- WHAT YOU HAVE TO DO
Give the total number of lines with the word "image" in them, and no other words.

— Start of RECORDED INFORMATION —

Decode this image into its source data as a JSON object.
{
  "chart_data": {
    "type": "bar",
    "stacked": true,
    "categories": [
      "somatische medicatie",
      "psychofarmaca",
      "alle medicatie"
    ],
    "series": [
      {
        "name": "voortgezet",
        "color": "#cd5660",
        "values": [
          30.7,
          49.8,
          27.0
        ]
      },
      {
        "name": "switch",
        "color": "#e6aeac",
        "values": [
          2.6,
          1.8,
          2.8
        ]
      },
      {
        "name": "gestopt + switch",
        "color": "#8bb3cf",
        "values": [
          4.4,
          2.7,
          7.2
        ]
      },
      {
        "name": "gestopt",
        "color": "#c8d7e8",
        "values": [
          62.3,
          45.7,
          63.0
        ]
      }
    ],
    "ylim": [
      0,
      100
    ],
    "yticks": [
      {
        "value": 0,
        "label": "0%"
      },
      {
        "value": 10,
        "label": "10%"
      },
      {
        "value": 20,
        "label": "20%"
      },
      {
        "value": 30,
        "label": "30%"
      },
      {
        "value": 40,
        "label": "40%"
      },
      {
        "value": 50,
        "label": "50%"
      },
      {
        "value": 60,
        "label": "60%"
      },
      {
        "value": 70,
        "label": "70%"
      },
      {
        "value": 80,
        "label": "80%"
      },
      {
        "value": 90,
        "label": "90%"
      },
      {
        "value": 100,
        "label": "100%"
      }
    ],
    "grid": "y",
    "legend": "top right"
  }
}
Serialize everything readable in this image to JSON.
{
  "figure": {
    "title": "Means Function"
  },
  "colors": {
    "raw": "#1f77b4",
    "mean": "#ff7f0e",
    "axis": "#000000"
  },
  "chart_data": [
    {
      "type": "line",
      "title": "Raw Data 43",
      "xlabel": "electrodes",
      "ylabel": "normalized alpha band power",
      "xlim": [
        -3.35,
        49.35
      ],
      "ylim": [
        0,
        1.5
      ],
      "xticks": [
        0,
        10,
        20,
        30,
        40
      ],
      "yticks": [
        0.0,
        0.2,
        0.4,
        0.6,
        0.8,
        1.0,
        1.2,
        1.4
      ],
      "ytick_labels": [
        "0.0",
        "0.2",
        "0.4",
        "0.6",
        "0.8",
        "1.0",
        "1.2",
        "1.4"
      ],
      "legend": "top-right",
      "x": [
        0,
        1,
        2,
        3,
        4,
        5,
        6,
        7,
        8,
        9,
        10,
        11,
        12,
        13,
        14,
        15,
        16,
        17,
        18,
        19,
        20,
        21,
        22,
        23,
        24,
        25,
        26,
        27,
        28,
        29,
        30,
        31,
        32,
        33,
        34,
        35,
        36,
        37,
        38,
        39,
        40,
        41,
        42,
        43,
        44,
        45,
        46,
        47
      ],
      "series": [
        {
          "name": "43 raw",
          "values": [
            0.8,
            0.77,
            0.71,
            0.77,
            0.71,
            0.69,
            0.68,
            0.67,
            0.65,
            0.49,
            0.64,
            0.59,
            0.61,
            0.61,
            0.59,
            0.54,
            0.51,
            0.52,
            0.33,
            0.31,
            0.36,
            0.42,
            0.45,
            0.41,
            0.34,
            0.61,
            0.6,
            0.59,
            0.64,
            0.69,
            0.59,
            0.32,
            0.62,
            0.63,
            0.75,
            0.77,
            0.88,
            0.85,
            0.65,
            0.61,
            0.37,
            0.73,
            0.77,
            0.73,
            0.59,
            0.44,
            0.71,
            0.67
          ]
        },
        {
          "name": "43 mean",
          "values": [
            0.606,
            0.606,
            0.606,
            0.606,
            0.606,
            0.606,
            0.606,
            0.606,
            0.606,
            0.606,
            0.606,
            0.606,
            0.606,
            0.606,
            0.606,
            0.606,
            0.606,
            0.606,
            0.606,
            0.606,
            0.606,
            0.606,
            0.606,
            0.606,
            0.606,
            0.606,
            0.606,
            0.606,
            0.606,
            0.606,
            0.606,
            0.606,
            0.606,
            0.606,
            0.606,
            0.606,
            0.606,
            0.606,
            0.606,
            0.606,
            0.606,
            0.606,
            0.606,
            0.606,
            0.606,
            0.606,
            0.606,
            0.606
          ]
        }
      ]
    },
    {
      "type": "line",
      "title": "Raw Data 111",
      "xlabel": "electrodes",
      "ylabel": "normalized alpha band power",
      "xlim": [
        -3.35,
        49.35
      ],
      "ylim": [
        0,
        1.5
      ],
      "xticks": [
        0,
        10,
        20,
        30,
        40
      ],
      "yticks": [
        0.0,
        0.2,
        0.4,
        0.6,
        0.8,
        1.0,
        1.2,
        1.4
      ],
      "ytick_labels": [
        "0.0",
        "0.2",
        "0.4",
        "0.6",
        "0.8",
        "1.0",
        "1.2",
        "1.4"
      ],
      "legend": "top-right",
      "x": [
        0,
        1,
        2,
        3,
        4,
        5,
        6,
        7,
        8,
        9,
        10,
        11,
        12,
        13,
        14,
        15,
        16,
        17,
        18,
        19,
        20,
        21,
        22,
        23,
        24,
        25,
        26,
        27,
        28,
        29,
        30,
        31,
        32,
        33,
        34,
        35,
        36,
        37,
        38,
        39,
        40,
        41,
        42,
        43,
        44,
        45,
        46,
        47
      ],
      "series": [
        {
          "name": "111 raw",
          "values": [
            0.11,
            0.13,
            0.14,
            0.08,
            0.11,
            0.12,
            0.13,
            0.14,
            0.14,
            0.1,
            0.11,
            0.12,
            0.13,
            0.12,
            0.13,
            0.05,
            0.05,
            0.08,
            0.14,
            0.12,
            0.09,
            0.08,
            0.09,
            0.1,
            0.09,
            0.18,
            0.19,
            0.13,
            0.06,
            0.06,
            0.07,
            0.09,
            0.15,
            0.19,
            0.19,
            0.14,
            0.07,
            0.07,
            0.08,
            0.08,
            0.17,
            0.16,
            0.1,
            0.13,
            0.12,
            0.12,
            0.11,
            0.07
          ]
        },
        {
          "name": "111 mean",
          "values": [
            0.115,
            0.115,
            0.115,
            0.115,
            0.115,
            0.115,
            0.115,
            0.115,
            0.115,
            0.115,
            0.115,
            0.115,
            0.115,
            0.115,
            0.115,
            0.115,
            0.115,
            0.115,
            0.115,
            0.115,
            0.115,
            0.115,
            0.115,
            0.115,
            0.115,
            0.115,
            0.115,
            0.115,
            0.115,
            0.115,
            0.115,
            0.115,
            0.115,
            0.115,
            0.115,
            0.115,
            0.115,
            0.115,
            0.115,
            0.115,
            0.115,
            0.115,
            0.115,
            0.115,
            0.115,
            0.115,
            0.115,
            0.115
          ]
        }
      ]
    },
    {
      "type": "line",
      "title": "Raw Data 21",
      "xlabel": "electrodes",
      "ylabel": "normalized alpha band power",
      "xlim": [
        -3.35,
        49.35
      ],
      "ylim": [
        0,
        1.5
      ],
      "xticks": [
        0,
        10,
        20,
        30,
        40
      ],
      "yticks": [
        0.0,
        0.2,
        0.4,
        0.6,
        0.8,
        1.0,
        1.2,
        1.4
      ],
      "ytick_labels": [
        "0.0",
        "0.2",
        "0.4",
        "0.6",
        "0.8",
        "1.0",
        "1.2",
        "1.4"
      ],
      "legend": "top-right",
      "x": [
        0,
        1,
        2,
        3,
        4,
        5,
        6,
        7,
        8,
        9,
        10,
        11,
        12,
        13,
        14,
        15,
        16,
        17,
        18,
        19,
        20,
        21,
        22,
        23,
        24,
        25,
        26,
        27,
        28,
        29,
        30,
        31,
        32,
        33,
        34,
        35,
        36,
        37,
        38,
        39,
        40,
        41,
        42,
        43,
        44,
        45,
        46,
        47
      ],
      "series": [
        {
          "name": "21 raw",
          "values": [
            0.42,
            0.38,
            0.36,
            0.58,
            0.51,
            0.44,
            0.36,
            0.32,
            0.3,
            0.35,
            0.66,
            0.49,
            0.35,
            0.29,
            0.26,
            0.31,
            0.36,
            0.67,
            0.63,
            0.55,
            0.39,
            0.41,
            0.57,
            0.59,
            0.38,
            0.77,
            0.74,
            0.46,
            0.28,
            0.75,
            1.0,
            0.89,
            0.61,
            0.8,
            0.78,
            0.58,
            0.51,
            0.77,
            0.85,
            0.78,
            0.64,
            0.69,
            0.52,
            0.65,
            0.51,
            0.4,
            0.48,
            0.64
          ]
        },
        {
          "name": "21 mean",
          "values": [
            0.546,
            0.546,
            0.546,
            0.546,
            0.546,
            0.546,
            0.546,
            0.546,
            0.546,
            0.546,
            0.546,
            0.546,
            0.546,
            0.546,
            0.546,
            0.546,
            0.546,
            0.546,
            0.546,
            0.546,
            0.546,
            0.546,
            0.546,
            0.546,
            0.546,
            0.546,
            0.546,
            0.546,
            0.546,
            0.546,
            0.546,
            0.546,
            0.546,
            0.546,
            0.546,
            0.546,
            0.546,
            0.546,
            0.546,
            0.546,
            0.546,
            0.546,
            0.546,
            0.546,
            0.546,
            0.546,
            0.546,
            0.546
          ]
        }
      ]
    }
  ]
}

— End of RECORDED INFORMATION —

- FULL ANSWER
2